GOAL OF THE EXERCISE: Identify and copy all lines of the material where the string "Salami" is found.

DATA FOR THE TASK:
——————

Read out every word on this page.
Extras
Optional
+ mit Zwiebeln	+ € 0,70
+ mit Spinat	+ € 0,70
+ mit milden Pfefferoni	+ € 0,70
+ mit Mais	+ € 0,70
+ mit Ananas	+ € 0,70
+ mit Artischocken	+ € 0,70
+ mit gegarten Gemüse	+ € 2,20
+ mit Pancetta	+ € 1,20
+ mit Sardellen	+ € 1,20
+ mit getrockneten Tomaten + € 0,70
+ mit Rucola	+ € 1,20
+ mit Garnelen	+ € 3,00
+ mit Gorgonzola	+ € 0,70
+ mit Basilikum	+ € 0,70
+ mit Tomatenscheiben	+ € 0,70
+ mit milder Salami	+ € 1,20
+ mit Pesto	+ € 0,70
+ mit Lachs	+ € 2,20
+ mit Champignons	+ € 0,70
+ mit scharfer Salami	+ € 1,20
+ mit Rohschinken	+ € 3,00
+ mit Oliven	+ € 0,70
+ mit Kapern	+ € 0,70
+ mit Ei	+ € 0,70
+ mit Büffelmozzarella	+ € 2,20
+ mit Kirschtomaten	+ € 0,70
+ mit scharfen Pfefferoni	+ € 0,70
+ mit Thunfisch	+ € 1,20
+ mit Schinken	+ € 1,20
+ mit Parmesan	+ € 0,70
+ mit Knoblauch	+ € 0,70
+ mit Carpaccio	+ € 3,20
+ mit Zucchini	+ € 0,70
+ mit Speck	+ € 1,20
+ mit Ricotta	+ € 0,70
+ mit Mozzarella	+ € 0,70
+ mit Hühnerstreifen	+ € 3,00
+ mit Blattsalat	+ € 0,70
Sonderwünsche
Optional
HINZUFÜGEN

——————

RESPONSE TO THE EXERCISE:
+ mit milder Salami	+ € 1,20
+ mit scharfer Salami	+ € 1,20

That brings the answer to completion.